Short problem »
Print out every line, exactly as written.

Material provided »

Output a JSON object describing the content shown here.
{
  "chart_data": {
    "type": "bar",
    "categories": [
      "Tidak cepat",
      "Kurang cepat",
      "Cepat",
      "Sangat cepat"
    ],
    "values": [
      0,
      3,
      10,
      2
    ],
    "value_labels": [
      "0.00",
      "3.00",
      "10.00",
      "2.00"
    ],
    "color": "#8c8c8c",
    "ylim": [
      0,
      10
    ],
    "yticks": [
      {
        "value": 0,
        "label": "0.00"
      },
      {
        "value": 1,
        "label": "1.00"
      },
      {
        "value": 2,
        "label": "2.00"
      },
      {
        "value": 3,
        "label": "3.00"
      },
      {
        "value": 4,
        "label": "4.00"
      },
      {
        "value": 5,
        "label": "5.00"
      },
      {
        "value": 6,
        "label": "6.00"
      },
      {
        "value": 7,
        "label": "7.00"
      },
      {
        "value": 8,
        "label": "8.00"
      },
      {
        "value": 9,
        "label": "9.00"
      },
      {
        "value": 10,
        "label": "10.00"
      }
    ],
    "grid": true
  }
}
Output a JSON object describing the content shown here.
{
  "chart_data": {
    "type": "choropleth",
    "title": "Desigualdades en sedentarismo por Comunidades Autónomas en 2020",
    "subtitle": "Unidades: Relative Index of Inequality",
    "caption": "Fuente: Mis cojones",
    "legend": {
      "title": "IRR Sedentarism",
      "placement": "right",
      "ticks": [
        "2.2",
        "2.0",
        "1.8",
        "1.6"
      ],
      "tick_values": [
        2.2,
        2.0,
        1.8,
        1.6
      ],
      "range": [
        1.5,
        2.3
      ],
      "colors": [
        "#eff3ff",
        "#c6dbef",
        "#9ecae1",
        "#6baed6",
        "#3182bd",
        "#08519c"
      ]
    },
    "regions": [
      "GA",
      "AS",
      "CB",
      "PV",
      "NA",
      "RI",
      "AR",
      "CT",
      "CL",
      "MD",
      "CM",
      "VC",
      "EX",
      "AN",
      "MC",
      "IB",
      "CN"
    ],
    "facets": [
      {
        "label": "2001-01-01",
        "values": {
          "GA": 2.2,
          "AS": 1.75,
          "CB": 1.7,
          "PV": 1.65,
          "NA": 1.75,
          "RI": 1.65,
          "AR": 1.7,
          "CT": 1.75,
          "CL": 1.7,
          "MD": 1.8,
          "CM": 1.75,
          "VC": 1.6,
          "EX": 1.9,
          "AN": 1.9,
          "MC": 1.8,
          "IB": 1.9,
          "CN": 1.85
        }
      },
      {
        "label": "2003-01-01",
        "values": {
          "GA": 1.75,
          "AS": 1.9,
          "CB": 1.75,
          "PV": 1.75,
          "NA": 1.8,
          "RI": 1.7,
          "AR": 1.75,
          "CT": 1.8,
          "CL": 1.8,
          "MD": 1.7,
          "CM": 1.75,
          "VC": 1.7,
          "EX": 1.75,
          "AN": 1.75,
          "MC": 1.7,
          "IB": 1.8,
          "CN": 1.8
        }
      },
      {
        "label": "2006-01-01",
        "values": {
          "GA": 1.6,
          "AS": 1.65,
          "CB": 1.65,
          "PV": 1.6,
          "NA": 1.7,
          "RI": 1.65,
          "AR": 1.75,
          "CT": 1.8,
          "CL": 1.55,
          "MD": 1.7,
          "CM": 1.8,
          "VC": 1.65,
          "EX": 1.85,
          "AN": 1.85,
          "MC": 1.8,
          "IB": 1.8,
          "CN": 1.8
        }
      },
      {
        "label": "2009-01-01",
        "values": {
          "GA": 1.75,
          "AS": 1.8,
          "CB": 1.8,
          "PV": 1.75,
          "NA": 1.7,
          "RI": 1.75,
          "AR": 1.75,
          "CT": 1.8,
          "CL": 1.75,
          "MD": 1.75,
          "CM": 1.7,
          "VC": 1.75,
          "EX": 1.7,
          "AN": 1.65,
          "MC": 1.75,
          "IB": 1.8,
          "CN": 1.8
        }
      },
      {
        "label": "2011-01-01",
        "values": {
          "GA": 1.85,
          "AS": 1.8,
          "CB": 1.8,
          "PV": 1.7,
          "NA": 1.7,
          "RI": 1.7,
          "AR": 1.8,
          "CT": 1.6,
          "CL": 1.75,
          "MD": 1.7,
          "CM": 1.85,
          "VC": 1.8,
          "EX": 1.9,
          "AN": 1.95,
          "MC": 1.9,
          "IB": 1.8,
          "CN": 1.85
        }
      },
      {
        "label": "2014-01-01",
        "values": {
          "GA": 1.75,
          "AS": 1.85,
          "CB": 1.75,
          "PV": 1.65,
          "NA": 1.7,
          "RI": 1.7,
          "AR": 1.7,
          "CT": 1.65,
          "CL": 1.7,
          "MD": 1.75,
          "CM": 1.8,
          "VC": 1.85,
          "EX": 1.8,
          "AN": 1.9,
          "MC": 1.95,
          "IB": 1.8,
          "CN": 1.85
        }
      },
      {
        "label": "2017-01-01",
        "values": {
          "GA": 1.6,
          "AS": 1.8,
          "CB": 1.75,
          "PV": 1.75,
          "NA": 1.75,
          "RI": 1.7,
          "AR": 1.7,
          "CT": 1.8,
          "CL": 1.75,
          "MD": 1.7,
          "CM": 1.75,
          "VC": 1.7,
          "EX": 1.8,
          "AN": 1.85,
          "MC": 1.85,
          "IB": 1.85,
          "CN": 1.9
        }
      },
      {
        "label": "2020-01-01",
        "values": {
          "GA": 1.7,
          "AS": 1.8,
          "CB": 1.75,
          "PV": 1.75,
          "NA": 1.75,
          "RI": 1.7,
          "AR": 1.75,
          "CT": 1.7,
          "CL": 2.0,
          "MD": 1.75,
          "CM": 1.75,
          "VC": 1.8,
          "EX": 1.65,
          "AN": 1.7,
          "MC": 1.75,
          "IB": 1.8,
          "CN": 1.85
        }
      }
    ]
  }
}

Problem solution »
Output a JSON object describing the content shown here.
{
  "chart_data": {
    "type": "bar",
    "categories": [
      "Tidak cepat",
      "Kurang cepat",
      "Cepat",
      "Sangat cepat"
    ],
    "values": [
      0,
      3,
      10,
      2
    ],
    "value_labels": [
      "0.00",
      "3.00",
      "10.00",
      "2.00"
    ],
    "color": "#8c8c8c",
    "ylim": [
      0,
      10
    ],
    "yticks": [
      {
        "value": 0,
        "label": "0.00"
      },
      {
        "value": 1,
        "label": "1.00"
      },
      {
        "value": 2,
        "label": "2.00"
      },
      {
        "value": 3,
        "label": "3.00"
      },
      {
        "value": 4,
        "label": "4.00"
      },
      {
        "value": 5,
        "label": "5.00"
      },
      {
        "value": 6,
        "label": "6.00"
      },
      {
        "value": 7,
        "label": "7.00"
      },
      {
        "value": 8,
        "label": "8.00"
      },
      {
        "value": 9,
        "label": "9.00"
      },
      {
        "value": 10,
        "label": "10.00"
      }
    ],
    "grid": true
  }
}
Output a JSON object describing the content shown here.
{
  "chart_data": {
    "type": "choropleth",
    "title": "Desigualdades en sedentarismo por Comunidades Autónomas en 2020",
    "subtitle": "Unidades: Relative Index of Inequality",
    "caption": "Fuente: Mis cojones",
    "legend": {
      "title": "IRR Sedentarism",
      "placement": "right",
      "ticks": [
        "2.2",
        "2.0",
        "1.8",
        "1.6"
      ],
      "tick_values": [
        2.2,
        2.0,
        1.8,
        1.6
      ],
      "range": [
        1.5,
        2.3
      ],
      "colors": [
        "#eff3ff",
        "#c6dbef",
        "#9ecae1",
        "#6baed6",
        "#3182bd",
        "#08519c"
      ]
    },
    "regions": [
      "GA",
      "AS",
      "CB",
      "PV",
      "NA",
      "RI",
      "AR",
      "CT",
      "CL",
      "MD",
      "CM",
      "VC",
      "EX",
      "AN",
      "MC",
      "IB",
      "CN"
    ],
    "facets": [
      {
        "label": "2001-01-01",
        "values": {
          "GA": 2.2,
          "AS": 1.75,
          "CB": 1.7,
          "PV": 1.65,
          "NA": 1.75,
          "RI": 1.65,
          "AR": 1.7,
          "CT": 1.75,
          "CL": 1.7,
          "MD": 1.8,
          "CM": 1.75,
          "VC": 1.6,
          "EX": 1.9,
          "AN": 1.9,
          "MC": 1.8,
          "IB": 1.9,
          "CN": 1.85
        }
      },
      {
        "label": "2003-01-01",
        "values": {
          "GA": 1.75,
          "AS": 1.9,
          "CB": 1.75,
          "PV": 1.75,
          "NA": 1.8,
          "RI": 1.7,
          "AR": 1.75,
          "CT": 1.8,
          "CL": 1.8,
          "MD": 1.7,
          "CM": 1.75,
          "VC": 1.7,
          "EX": 1.75,
          "AN": 1.75,
          "MC": 1.7,
          "IB": 1.8,
          "CN": 1.8
        }
      },
      {
        "label": "2006-01-01",
        "values": {
          "GA": 1.6,
          "AS": 1.65,
          "CB": 1.65,
          "PV": 1.6,
          "NA": 1.7,
          "RI": 1.65,
          "AR": 1.75,
          "CT": 1.8,
          "CL": 1.55,
          "MD": 1.7,
          "CM": 1.8,
          "VC": 1.65,
          "EX": 1.85,
          "AN": 1.85,
          "MC": 1.8,
          "IB": 1.8,
          "CN": 1.8
        }
      },
      {
        "label": "2009-01-01",
        "values": {
          "GA": 1.75,
          "AS": 1.8,
          "CB": 1.8,
          "PV": 1.75,
          "NA": 1.7,
          "RI": 1.75,
          "AR": 1.75,
          "CT": 1.8,
          "CL": 1.75,
          "MD": 1.75,
          "CM": 1.7,
          "VC": 1.75,
          "EX": 1.7,
          "AN": 1.65,
          "MC": 1.75,
          "IB": 1.8,
          "CN": 1.8
        }
      },
      {
        "label": "2011-01-01",
        "values": {
          "GA": 1.85,
          "AS": 1.8,
          "CB": 1.8,
          "PV": 1.7,
          "NA": 1.7,
          "RI": 1.7,
          "AR": 1.8,
          "CT": 1.6,
          "CL": 1.75,
          "MD": 1.7,
          "CM": 1.85,
          "VC": 1.8,
          "EX": 1.9,
          "AN": 1.95,
          "MC": 1.9,
          "IB": 1.8,
          "CN": 1.85
        }
      },
      {
        "label": "2014-01-01",
        "values": {
          "GA": 1.75,
          "AS": 1.85,
          "CB": 1.75,
          "PV": 1.65,
          "NA": 1.7,
          "RI": 1.7,
          "AR": 1.7,
          "CT": 1.65,
          "CL": 1.7,
          "MD": 1.75,
          "CM": 1.8,
          "VC": 1.85,
          "EX": 1.8,
          "AN": 1.9,
          "MC": 1.95,
          "IB": 1.8,
          "CN": 1.85
        }
      },
      {
        "label": "2017-01-01",
        "values": {
          "GA": 1.6,
          "AS": 1.8,
          "CB": 1.75,
          "PV": 1.75,
          "NA": 1.75,
          "RI": 1.7,
          "AR": 1.7,
          "CT": 1.8,
          "CL": 1.75,
          "MD": 1.7,
          "CM": 1.75,
          "VC": 1.7,
          "EX": 1.8,
          "AN": 1.85,
          "MC": 1.85,
          "IB": 1.85,
          "CN": 1.9
        }
      },
      {
        "label": "2020-01-01",
        "values": {
          "GA": 1.7,
          "AS": 1.8,
          "CB": 1.75,
          "PV": 1.75,
          "NA": 1.75,
          "RI": 1.7,
          "AR": 1.75,
          "CT": 1.7,
          "CL": 2.0,
          "MD": 1.75,
          "CM": 1.75,
          "VC": 1.8,
          "EX": 1.65,
          "AN": 1.7,
          "MC": 1.75,
          "IB": 1.8,
          "CN": 1.85
        }
      }
    ]
  }
}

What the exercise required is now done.